▼
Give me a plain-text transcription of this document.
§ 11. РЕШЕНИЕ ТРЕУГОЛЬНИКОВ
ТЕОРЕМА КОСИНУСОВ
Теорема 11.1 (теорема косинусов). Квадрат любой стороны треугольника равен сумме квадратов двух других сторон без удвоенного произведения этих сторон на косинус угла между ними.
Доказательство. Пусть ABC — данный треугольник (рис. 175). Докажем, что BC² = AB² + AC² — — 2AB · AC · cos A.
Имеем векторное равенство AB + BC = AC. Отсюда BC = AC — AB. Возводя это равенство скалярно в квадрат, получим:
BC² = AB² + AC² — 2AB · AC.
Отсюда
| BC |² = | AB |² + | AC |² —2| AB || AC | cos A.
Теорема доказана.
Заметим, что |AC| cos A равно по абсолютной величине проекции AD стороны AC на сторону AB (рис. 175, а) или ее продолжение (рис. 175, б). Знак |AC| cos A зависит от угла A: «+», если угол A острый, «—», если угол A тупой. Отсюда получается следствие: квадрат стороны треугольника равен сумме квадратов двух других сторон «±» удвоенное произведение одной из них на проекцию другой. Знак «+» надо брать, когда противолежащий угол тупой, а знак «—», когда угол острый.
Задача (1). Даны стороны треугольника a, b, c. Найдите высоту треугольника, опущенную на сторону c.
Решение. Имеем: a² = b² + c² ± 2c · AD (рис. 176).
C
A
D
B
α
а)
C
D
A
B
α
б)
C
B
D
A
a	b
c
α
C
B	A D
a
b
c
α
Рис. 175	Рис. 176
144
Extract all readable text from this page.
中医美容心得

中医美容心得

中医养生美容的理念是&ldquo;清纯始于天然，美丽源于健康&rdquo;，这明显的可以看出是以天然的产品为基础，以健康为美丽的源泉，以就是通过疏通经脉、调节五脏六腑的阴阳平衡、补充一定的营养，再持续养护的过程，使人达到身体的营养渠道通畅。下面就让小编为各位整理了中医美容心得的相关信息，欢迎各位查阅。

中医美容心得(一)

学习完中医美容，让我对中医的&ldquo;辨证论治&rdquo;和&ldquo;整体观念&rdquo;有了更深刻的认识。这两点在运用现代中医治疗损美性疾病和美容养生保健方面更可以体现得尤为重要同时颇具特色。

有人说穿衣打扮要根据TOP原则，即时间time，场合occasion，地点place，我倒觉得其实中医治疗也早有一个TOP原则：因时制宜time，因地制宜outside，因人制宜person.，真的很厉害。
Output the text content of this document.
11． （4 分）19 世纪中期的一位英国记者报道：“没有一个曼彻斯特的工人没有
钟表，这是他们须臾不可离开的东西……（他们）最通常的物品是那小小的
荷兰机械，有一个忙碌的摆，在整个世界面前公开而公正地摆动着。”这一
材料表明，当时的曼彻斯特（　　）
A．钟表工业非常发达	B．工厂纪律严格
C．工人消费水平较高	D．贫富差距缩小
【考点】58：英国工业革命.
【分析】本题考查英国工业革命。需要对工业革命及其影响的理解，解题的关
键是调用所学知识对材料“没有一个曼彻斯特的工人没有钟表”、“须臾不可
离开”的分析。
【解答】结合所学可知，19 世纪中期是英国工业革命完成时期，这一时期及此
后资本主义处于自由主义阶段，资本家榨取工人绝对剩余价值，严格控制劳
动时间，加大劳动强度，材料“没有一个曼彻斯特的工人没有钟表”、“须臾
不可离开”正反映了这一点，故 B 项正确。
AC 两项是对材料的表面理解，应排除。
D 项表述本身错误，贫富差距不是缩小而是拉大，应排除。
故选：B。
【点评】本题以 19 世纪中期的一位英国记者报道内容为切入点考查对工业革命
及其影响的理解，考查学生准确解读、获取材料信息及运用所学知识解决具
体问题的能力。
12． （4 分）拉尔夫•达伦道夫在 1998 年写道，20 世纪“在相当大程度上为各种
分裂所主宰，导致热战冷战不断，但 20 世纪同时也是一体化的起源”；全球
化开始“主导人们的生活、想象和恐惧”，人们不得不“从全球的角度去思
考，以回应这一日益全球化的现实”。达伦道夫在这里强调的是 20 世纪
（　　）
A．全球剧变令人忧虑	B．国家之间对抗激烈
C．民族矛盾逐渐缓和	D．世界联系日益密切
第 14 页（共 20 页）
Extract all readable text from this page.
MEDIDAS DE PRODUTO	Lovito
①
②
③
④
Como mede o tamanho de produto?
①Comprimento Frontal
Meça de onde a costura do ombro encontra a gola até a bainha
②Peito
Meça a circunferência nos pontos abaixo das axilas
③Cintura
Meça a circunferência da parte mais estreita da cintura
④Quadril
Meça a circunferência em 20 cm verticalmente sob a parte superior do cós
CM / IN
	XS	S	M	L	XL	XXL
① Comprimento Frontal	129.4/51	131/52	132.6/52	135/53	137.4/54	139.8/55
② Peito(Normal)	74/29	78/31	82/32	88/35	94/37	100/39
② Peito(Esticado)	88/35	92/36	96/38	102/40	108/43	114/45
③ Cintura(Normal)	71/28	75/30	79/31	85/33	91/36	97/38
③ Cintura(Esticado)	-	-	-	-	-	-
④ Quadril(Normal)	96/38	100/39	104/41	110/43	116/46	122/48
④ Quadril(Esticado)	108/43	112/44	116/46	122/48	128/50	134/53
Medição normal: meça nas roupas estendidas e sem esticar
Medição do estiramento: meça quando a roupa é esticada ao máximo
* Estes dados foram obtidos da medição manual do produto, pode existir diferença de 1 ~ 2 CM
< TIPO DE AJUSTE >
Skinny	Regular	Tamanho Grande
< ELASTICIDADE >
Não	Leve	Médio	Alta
▲
_YOUR GOAL_
Filter the data for the string "других" and copy every line that has it.

_RESULT OF THIS EXERCISE_
Теорема 11.1 (теорема косинусов). Квадрат любой стороны треугольника равен сумме квадратов двух других сторон без удвоенного произведения этих сторон на косинус угла между ними.
Заметим, что |AC| cos A равно по абсолютной величине проекции AD стороны AC на сторону AB (рис. 175, а) или ее продолжение (рис. 175, б). Знак |AC| cos A зависит от угла A: «+», если угол A острый, «—», если угол A тупой. Отсюда получается следствие: квадрат стороны треугольника равен сумме квадратов двух других сторон «±» удвоенное произведение одной из них на проекцию другой. Знак «+» надо брать, когда противолежащий угол тупой, а знак «—», когда угол острый.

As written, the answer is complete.